• _DATA SECTION_:
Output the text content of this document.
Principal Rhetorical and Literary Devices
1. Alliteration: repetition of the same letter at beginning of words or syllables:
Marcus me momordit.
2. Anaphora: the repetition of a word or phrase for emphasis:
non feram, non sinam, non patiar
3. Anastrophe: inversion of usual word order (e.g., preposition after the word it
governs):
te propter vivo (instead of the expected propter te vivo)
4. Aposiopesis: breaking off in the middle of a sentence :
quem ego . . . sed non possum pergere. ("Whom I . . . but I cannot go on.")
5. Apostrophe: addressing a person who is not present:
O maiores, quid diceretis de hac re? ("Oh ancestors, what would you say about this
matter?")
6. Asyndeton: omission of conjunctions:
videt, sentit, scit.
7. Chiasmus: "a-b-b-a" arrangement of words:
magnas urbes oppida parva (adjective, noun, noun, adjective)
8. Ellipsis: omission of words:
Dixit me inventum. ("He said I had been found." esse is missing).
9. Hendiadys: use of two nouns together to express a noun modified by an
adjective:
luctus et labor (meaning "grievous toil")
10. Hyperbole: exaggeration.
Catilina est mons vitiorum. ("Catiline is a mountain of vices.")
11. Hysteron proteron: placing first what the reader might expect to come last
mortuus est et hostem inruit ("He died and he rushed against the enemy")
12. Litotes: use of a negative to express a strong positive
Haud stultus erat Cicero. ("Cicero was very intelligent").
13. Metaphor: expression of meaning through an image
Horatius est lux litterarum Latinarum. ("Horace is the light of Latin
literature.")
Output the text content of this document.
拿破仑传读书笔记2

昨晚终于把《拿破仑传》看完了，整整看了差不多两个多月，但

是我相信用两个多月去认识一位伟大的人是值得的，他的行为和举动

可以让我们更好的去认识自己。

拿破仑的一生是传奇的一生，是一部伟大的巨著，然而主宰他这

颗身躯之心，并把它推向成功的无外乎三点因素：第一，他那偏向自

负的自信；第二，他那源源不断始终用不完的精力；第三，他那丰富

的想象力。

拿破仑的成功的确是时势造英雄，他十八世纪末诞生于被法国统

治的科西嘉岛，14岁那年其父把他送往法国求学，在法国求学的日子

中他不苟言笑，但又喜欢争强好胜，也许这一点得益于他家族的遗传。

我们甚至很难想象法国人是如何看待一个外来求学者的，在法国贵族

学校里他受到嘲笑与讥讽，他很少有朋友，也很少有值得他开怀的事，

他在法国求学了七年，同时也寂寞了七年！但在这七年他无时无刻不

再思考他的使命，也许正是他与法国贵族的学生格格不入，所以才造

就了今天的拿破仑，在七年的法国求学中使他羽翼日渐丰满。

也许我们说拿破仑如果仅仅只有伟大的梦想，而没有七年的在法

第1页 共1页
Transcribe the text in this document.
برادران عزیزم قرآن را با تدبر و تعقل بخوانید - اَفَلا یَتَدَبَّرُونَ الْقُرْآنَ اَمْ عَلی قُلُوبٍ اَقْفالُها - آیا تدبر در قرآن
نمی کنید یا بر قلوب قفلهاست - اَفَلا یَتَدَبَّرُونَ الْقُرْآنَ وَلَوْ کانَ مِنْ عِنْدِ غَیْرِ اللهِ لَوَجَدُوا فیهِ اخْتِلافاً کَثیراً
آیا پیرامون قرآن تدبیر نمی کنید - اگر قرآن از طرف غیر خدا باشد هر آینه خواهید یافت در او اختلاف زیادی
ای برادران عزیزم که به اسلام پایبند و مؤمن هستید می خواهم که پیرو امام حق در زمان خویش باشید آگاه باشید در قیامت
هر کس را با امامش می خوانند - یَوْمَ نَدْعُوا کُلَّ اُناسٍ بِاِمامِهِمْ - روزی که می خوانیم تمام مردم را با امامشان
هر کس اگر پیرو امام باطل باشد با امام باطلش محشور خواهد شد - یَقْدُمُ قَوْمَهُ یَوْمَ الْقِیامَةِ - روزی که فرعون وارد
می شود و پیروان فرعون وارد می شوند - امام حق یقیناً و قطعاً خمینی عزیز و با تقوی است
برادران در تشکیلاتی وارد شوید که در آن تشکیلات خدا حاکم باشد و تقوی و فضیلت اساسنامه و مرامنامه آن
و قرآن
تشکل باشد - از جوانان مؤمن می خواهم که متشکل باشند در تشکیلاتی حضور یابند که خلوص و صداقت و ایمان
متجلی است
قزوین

• _PROBLEM TO WORK ON_:
Repeat back the data above, exact to the last character.

• _FULL ANSWER_:
Output the text content of this document.
Principal Rhetorical and Literary Devices
1. Alliteration: repetition of the same letter at beginning of words or syllables:
Marcus me momordit.
2. Anaphora: the repetition of a word or phrase for emphasis:
non feram, non sinam, non patiar
3. Anastrophe: inversion of usual word order (e.g., preposition after the word it
governs):
te propter vivo (instead of the expected propter te vivo)
4. Aposiopesis: breaking off in the middle of a sentence :
quem ego . . . sed non possum pergere. ("Whom I . . . but I cannot go on.")
5. Apostrophe: addressing a person who is not present:
O maiores, quid diceretis de hac re? ("Oh ancestors, what would you say about this
matter?")
6. Asyndeton: omission of conjunctions:
videt, sentit, scit.
7. Chiasmus: "a-b-b-a" arrangement of words:
magnas urbes oppida parva (adjective, noun, noun, adjective)
8. Ellipsis: omission of words:
Dixit me inventum. ("He said I had been found." esse is missing).
9. Hendiadys: use of two nouns together to express a noun modified by an
adjective:
luctus et labor (meaning "grievous toil")
10. Hyperbole: exaggeration.
Catilina est mons vitiorum. ("Catiline is a mountain of vices.")
11. Hysteron proteron: placing first what the reader might expect to come last
mortuus est et hostem inruit ("He died and he rushed against the enemy")
12. Litotes: use of a negative to express a strong positive
Haud stultus erat Cicero. ("Cicero was very intelligent").
13. Metaphor: expression of meaning through an image
Horatius est lux litterarum Latinarum. ("Horace is the light of Latin
literature.")
Output the text content of this document.
拿破仑传读书笔记2

昨晚终于把《拿破仑传》看完了，整整看了差不多两个多月，但

是我相信用两个多月去认识一位伟大的人是值得的，他的行为和举动

可以让我们更好的去认识自己。

拿破仑的一生是传奇的一生，是一部伟大的巨著，然而主宰他这

颗身躯之心，并把它推向成功的无外乎三点因素：第一，他那偏向自

负的自信；第二，他那源源不断始终用不完的精力；第三，他那丰富

的想象力。

拿破仑的成功的确是时势造英雄，他十八世纪末诞生于被法国统

治的科西嘉岛，14岁那年其父把他送往法国求学，在法国求学的日子

中他不苟言笑，但又喜欢争强好胜，也许这一点得益于他家族的遗传。

我们甚至很难想象法国人是如何看待一个外来求学者的，在法国贵族

学校里他受到嘲笑与讥讽，他很少有朋友，也很少有值得他开怀的事，

他在法国求学了七年，同时也寂寞了七年！但在这七年他无时无刻不

再思考他的使命，也许正是他与法国贵族的学生格格不入，所以才造

就了今天的拿破仑，在七年的法国求学中使他羽翼日渐丰满。

也许我们说拿破仑如果仅仅只有伟大的梦想，而没有七年的在法

第1页 共1页
Transcribe the text in this document.
برادران عزیزم قرآن را با تدبر و تعقل بخوانید - اَفَلا یَتَدَبَّرُونَ الْقُرْآنَ اَمْ عَلی قُلُوبٍ اَقْفالُها - آیا تدبر در قرآن
نمی کنید یا بر قلوب قفلهاست - اَفَلا یَتَدَبَّرُونَ الْقُرْآنَ وَلَوْ کانَ مِنْ عِنْدِ غَیْرِ اللهِ لَوَجَدُوا فیهِ اخْتِلافاً کَثیراً
آیا پیرامون قرآن تدبیر نمی کنید - اگر قرآن از طرف غیر خدا باشد هر آینه خواهید یافت در او اختلاف زیادی
ای برادران عزیزم که به اسلام پایبند و مؤمن هستید می خواهم که پیرو امام حق در زمان خویش باشید آگاه باشید در قیامت
هر کس را با امامش می خوانند - یَوْمَ نَدْعُوا کُلَّ اُناسٍ بِاِمامِهِمْ - روزی که می خوانیم تمام مردم را با امامشان
هر کس اگر پیرو امام باطل باشد با امام باطلش محشور خواهد شد - یَقْدُمُ قَوْمَهُ یَوْمَ الْقِیامَةِ - روزی که فرعون وارد
می شود و پیروان فرعون وارد می شوند - امام حق یقیناً و قطعاً خمینی عزیز و با تقوی است
برادران در تشکیلاتی وارد شوید که در آن تشکیلات خدا حاکم باشد و تقوی و فضیلت اساسنامه و مرامنامه آن
و قرآن
تشکل باشد - از جوانان مؤمن می خواهم که متشکل باشند در تشکیلاتی حضور یابند که خلوص و صداقت و ایمان
متجلی است
قزوین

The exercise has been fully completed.